» **Written exercise**: From the entries below, report how many lines contain the string "HORNO". Give only that number.

» **Saved data entries**:
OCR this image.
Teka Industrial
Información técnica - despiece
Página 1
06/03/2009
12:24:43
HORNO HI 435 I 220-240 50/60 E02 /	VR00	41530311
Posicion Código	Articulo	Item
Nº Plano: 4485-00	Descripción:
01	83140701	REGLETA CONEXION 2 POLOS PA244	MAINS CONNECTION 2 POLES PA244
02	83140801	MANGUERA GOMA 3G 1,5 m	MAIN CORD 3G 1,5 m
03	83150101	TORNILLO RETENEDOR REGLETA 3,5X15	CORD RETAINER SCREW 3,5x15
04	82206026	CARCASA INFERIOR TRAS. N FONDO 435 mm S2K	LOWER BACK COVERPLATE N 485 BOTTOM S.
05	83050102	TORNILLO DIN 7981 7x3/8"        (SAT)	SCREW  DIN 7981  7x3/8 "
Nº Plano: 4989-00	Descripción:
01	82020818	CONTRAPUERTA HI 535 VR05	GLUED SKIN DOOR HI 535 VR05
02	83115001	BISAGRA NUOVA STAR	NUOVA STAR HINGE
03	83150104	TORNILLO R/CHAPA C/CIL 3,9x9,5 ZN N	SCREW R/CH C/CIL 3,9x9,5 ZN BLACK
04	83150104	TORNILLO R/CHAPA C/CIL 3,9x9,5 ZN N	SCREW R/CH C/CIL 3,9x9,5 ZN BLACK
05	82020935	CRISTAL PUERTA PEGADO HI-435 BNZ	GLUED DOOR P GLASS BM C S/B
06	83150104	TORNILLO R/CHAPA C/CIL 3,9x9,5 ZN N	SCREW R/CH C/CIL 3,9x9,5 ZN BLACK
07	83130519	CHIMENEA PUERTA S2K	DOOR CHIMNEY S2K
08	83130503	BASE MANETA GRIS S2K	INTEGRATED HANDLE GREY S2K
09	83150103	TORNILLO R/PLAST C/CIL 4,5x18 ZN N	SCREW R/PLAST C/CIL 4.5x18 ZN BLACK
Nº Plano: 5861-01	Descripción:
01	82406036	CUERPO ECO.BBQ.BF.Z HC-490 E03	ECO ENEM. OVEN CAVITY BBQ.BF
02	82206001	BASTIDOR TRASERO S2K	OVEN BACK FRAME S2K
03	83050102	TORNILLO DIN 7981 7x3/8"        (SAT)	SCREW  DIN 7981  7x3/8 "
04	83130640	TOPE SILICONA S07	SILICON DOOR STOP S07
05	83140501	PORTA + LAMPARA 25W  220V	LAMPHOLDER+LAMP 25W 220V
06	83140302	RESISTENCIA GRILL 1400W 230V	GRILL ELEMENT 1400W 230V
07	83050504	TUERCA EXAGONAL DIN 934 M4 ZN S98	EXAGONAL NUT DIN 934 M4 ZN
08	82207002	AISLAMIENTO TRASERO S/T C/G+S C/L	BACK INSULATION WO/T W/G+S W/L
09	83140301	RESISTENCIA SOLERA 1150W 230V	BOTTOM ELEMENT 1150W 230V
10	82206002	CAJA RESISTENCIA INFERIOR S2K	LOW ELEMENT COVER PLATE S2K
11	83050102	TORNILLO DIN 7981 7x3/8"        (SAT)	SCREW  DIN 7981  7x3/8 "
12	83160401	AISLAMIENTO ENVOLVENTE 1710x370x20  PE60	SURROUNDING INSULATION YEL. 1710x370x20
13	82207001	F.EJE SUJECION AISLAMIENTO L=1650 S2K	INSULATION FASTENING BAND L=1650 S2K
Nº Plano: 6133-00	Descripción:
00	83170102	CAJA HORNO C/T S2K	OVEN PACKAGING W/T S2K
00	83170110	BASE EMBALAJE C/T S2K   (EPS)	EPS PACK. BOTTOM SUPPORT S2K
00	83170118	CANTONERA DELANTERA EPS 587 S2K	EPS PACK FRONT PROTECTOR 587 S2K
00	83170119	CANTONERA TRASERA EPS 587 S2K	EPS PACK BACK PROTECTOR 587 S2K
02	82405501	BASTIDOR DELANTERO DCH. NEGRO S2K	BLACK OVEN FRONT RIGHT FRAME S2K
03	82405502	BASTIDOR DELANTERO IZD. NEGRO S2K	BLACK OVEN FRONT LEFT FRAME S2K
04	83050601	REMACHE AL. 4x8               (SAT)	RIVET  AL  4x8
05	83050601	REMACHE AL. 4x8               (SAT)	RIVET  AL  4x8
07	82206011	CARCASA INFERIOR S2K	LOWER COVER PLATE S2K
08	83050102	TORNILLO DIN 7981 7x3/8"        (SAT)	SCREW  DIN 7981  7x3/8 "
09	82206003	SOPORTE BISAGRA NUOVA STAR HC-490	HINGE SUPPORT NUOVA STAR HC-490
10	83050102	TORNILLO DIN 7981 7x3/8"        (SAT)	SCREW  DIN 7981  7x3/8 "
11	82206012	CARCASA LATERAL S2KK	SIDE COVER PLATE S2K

» **Result for this task**: 2